▶ Exercise instructions
Omit every picture, then give all the entries again exactly.

▶ Supplied material
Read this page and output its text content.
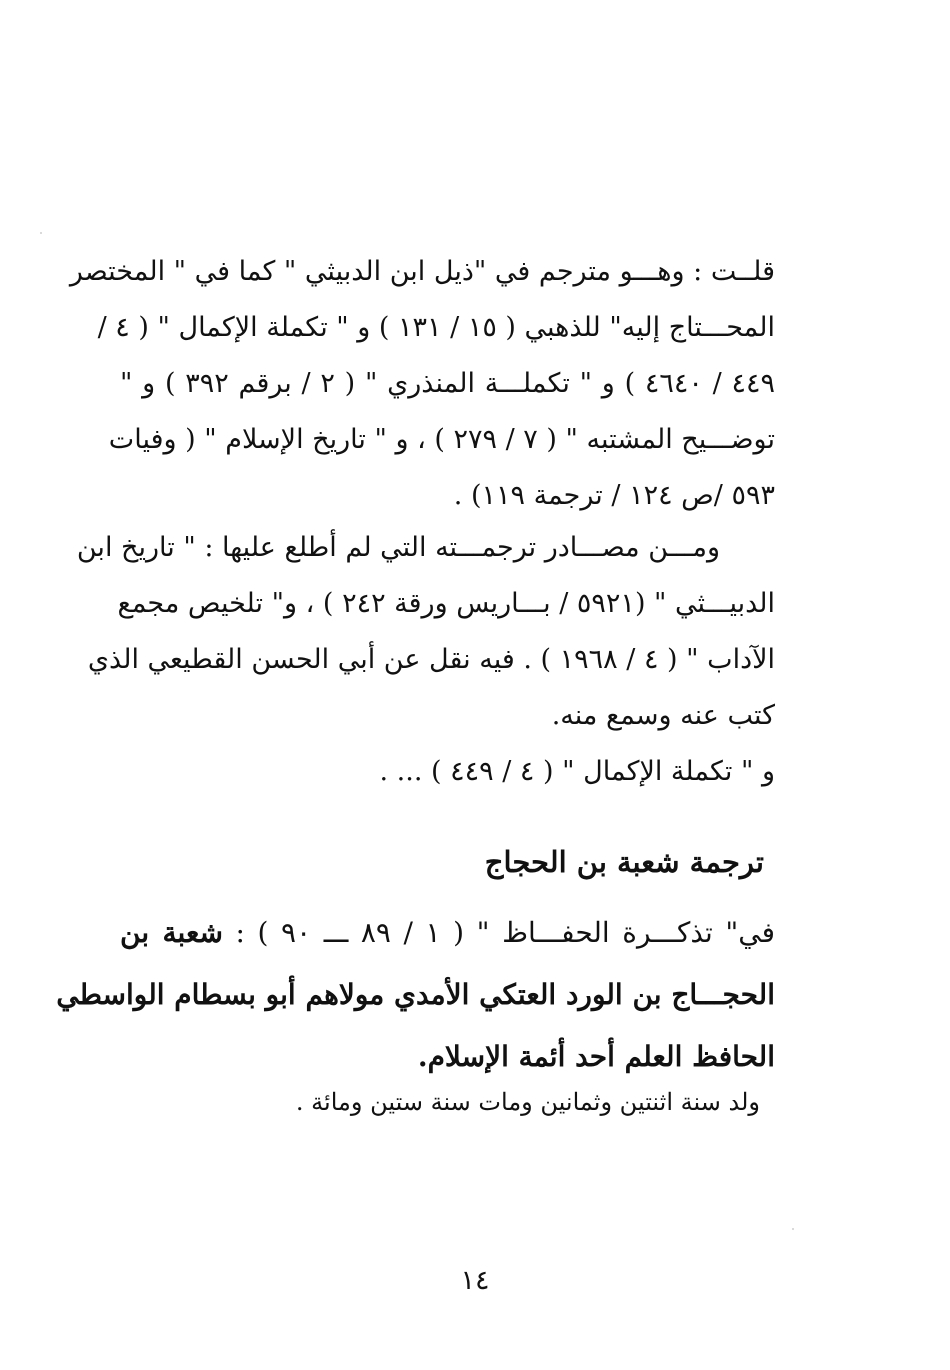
قلــت : وهـــو مترجم في "ذيل ابن الدبيثي " كما في " المختصر
المحـــتاج إليه" للذهبي ( ١٥ / ١٣١ ) و " تكملة الإكمال " ( ٤ /
٤٤٩ / ٤٦٤٠ ) و " تكملـــة المنذري " ( ٢ / برقم ٣٩٢ ) و "
توضـــيح المشتبه " ( ٧ / ٢٧٩ ) ، و " تاريخ الإسلام " ( وفيات
٥٩٣ /ص ١٢٤ / ترجمة ١١٩) .
ومـــن مصـــادر ترجمـــته التي لم أطلع عليها : " تاريخ ابن
الدبيـــثي " (٥٩٢١ / بـــاريس ورقة ٢٤٢ ) ، و" تلخيص مجمع
الآداب " ( ٤ / ١٩٦٨ ) . فيه نقل عن أبي الحسن القطيعي الذي
كتب عنه وسمع منه.
و " تكملة الإكمال " ( ٤ / ٤٤٩ ) ... .
ترجمة شعبة بن الحجاج
في" تذكـــرة الحفـــاظ " ( ١ / ٨٩ ـــ ٩٠ ) : شعبة بن
الحجـــاج بن الورد العتكي الأمدي مولاهم أبو بسطام الواسطي
الحافظ العلم أحد أئمة الإسلام.
ولد سنة اثنتين وثمانين ومات سنة ستين ومائة .
١٤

▶ Response for this exercise
Read this page and output its text content.
قلــت : وهـــو مترجم في "ذيل ابن الدبيثي " كما في " المختصر
المحـــتاج إليه" للذهبي ( ١٥ / ١٣١ ) و " تكملة الإكمال " ( ٤ /
٤٤٩ / ٤٦٤٠ ) و " تكملـــة المنذري " ( ٢ / برقم ٣٩٢ ) و "
توضـــيح المشتبه " ( ٧ / ٢٧٩ ) ، و " تاريخ الإسلام " ( وفيات
٥٩٣ /ص ١٢٤ / ترجمة ١١٩) .
ومـــن مصـــادر ترجمـــته التي لم أطلع عليها : " تاريخ ابن
الدبيـــثي " (٥٩٢١ / بـــاريس ورقة ٢٤٢ ) ، و" تلخيص مجمع
الآداب " ( ٤ / ١٩٦٨ ) . فيه نقل عن أبي الحسن القطيعي الذي
كتب عنه وسمع منه.
و " تكملة الإكمال " ( ٤ / ٤٤٩ ) ... .
ترجمة شعبة بن الحجاج
في" تذكـــرة الحفـــاظ " ( ١ / ٨٩ ـــ ٩٠ ) : شعبة بن
الحجـــاج بن الورد العتكي الأمدي مولاهم أبو بسطام الواسطي
الحافظ العلم أحد أئمة الإسلام.
ولد سنة اثنتين وثمانين ومات سنة ستين ومائة .
١٤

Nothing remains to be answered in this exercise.